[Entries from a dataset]
※

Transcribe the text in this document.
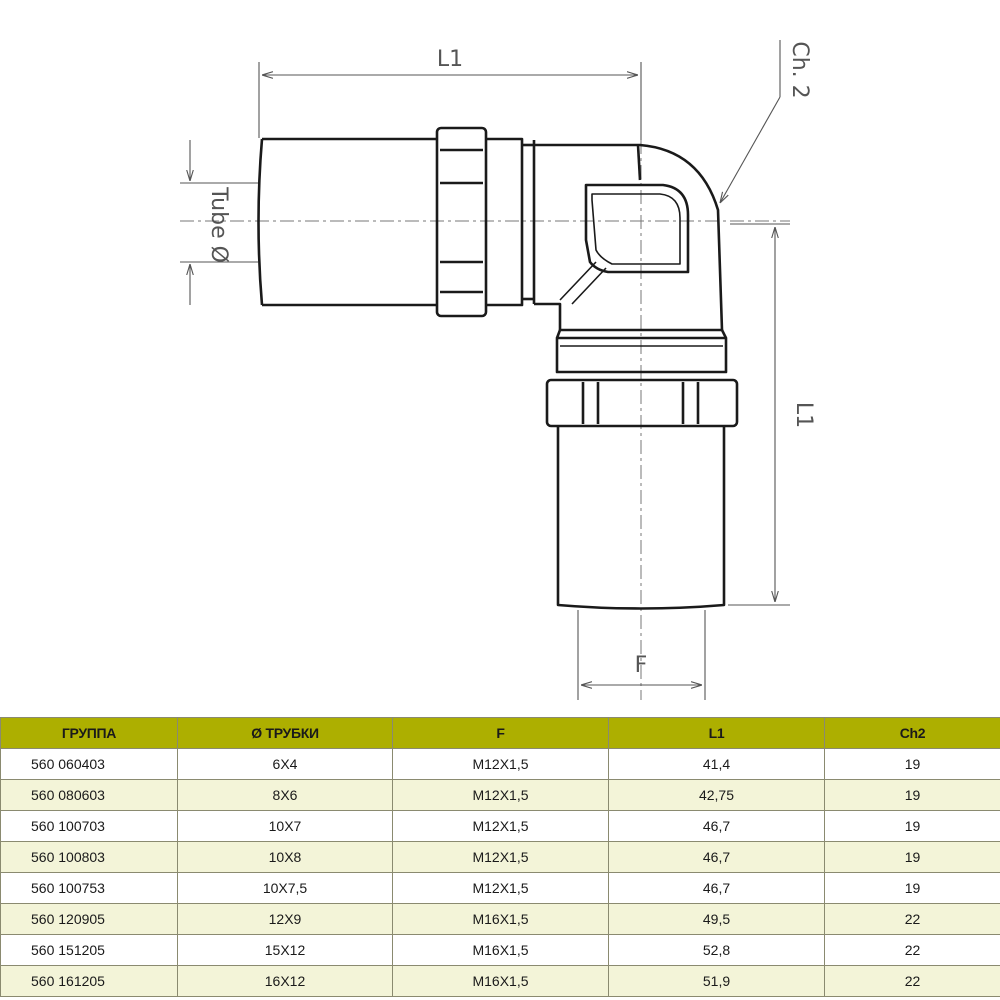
L1
L1
Ch. 2
Tube Ø
F
ГРУППА	Ø ТРУБКИ	F	L1	Ch2
560 060403	6X4	M12X1,5	41,4	19
560 080603	8X6	M12X1,5	42,75	19
560 100703	10X7	M12X1,5	46,7	19
560 100803	10X8	M12X1,5	46,7	19
560 100753	10X7,5	M12X1,5	46,7	19
560 120905	12X9	M16X1,5	49,5	22
560 151205	15X12	M16X1,5	52,8	22
560 161205	16X12	M16X1,5	51,9	22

※

Aim of the task
The entries above are to be returned exactly, without their pictures.

Solution to this problem
Transcribe the text in this document.
L1
L1
Ch. 2
Tube Ø
F
ГРУППА	Ø ТРУБКИ	F	L1	Ch2
560 060403	6X4	M12X1,5	41,4	19
560 080603	8X6	M12X1,5	42,75	19
560 100703	10X7	M12X1,5	46,7	19
560 100803	10X8	M12X1,5	46,7	19
560 100753	10X7,5	M12X1,5	46,7	19
560 120905	12X9	M16X1,5	49,5	22
560 151205	15X12	M16X1,5	52,8	22
560 161205	16X12	M16X1,5	51,9	22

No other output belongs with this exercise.